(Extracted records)
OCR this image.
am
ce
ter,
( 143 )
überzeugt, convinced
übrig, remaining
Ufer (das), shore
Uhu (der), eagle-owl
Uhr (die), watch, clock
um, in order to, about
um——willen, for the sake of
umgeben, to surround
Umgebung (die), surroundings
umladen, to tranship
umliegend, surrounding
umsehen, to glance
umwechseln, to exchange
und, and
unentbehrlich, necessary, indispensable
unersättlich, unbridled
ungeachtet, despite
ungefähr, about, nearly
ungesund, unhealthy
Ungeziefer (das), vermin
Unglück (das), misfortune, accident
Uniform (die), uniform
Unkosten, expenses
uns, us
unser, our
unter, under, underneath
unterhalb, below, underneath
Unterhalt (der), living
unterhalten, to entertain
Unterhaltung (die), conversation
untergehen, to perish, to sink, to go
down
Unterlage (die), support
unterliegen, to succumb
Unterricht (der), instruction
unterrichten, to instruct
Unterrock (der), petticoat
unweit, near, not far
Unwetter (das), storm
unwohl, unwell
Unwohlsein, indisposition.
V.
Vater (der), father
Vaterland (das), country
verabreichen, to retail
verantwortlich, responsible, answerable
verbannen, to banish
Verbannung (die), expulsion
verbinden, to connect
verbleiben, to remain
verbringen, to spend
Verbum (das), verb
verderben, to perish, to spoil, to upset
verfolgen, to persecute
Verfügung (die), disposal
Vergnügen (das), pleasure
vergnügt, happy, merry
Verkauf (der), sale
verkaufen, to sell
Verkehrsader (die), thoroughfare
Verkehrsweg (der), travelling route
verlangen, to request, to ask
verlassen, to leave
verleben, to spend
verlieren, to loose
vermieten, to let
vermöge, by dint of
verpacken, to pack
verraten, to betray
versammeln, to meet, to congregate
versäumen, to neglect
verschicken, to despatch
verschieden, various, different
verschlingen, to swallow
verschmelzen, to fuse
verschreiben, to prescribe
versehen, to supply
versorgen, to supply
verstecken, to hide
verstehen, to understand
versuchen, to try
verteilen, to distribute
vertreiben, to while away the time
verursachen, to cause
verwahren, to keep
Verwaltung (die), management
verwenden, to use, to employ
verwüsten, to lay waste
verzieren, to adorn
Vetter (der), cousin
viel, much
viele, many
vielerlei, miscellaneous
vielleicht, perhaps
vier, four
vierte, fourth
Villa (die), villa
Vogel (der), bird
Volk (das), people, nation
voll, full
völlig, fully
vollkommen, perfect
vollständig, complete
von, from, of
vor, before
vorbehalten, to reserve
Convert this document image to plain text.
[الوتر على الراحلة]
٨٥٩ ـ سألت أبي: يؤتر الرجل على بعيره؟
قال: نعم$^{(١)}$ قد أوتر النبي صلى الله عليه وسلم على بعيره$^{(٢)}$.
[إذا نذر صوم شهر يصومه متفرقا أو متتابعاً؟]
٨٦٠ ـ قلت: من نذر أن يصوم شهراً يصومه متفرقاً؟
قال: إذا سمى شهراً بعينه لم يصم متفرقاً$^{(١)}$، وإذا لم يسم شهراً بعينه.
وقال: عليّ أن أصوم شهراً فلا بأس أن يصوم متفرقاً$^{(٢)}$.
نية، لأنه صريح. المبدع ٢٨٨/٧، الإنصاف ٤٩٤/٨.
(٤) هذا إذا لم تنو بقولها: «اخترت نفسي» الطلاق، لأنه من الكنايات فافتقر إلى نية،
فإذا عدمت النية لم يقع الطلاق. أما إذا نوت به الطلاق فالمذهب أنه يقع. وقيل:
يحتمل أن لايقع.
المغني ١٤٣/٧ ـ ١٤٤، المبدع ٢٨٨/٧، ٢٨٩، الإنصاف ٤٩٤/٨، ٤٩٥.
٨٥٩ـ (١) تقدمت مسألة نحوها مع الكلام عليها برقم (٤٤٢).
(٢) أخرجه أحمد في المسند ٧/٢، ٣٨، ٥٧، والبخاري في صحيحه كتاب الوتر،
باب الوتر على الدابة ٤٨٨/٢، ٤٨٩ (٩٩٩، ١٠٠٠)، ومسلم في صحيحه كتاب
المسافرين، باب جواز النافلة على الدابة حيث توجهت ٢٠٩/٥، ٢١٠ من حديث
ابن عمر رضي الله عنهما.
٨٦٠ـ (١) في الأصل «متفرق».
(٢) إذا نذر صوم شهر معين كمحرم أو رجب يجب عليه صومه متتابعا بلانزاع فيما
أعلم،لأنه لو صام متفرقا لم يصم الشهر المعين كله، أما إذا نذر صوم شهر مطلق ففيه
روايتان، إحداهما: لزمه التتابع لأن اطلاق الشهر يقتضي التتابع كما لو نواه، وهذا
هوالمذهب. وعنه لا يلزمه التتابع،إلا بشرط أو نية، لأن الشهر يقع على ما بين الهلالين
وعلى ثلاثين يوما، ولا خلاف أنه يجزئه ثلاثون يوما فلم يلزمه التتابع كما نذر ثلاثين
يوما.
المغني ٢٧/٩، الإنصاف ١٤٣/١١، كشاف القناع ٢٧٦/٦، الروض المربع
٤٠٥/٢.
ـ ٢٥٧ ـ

Task to complete
Gather all lines with the string "متتابعا" from the data.

Task response
[إذا نذر صوم شهر يصومه متفرقا أو متتابعاً؟]
(٢) إذا نذر صوم شهر معين كمحرم أو رجب يجب عليه صومه متتابعا بلانزاع فيما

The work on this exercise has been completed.